╭─ Records for the exercise

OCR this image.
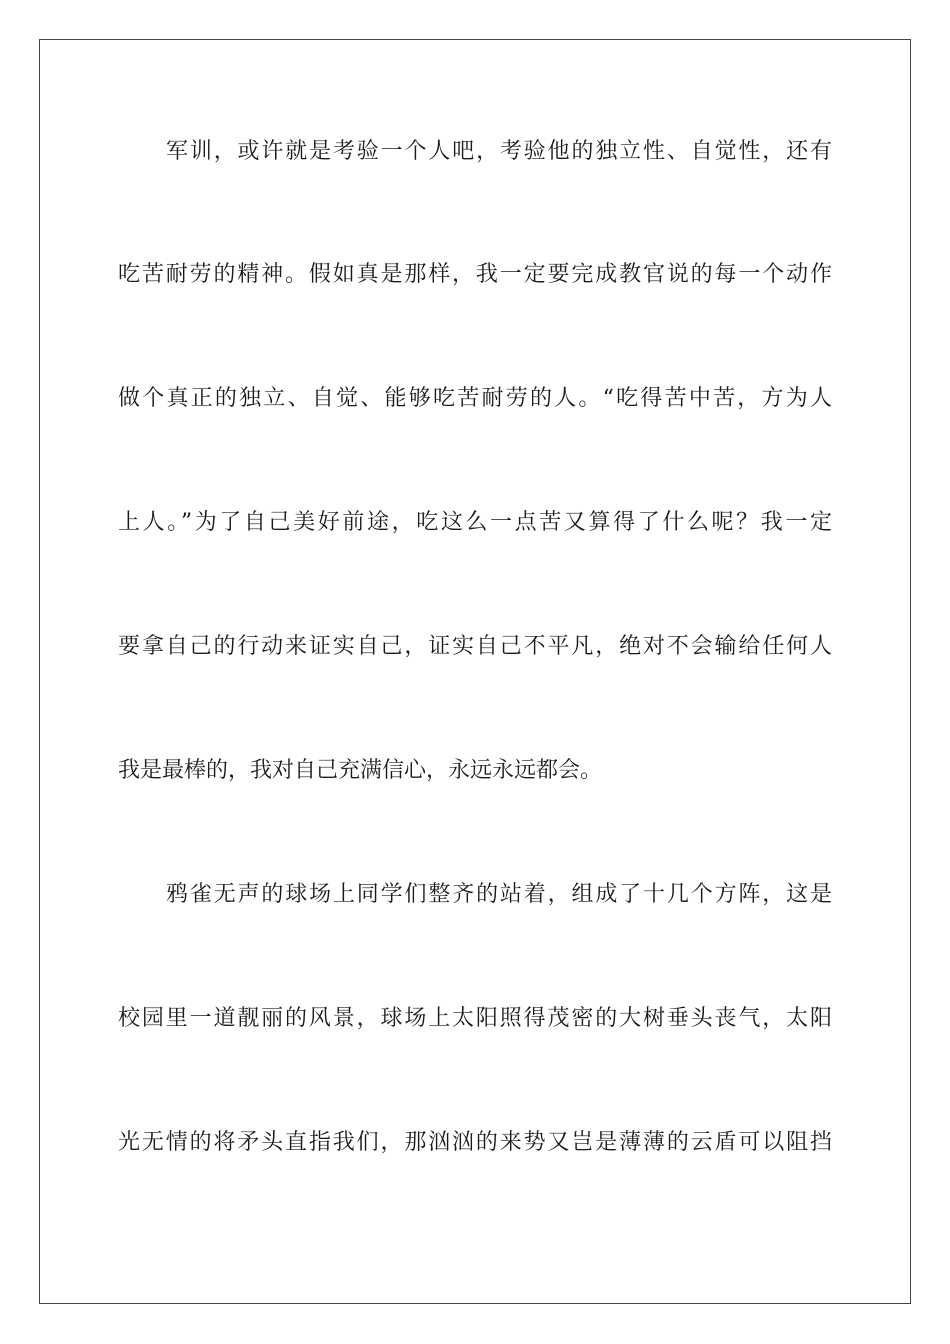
军训，或许就是考验一个人吧，考验他的独立性、自觉性，还有
吃苦耐劳的精神。假如真是那样，我一定要完成教官说的每一个动作
做个真正的独立、自觉、能够吃苦耐劳的人。“吃得苦中苦，方为人
上人。”为了自己美好前途，吃这么一点苦又算得了什么呢？我一定
要拿自己的行动来证实自己，证实自己不平凡，绝对不会输给任何人
我是最棒的，我对自己充满信心，永远永远都会。
鸦雀无声的球场上同学们整齐的站着，组成了十几个方阵，这是
校园里一道靓丽的风景，球场上太阳照得茂密的大树垂头丧气，太阳
光无情的将矛头直指我们，那汹汹的来势又岂是薄薄的云盾可以阻挡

╰─

§ **What to produce**:
Transcribe all of the entries word for word, but skip any pictures they contain.

§ **Response to this task**:
OCR this image.
军训，或许就是考验一个人吧，考验他的独立性、自觉性，还有
吃苦耐劳的精神。假如真是那样，我一定要完成教官说的每一个动作
做个真正的独立、自觉、能够吃苦耐劳的人。“吃得苦中苦，方为人
上人。”为了自己美好前途，吃这么一点苦又算得了什么呢？我一定
要拿自己的行动来证实自己，证实自己不平凡，绝对不会输给任何人
我是最棒的，我对自己充满信心，永远永远都会。
鸦雀无声的球场上同学们整齐的站着，组成了十几个方阵，这是
校园里一道靓丽的风景，球场上太阳照得茂密的大树垂头丧气，太阳
光无情的将矛头直指我们，那汹汹的来势又岂是薄薄的云盾可以阻挡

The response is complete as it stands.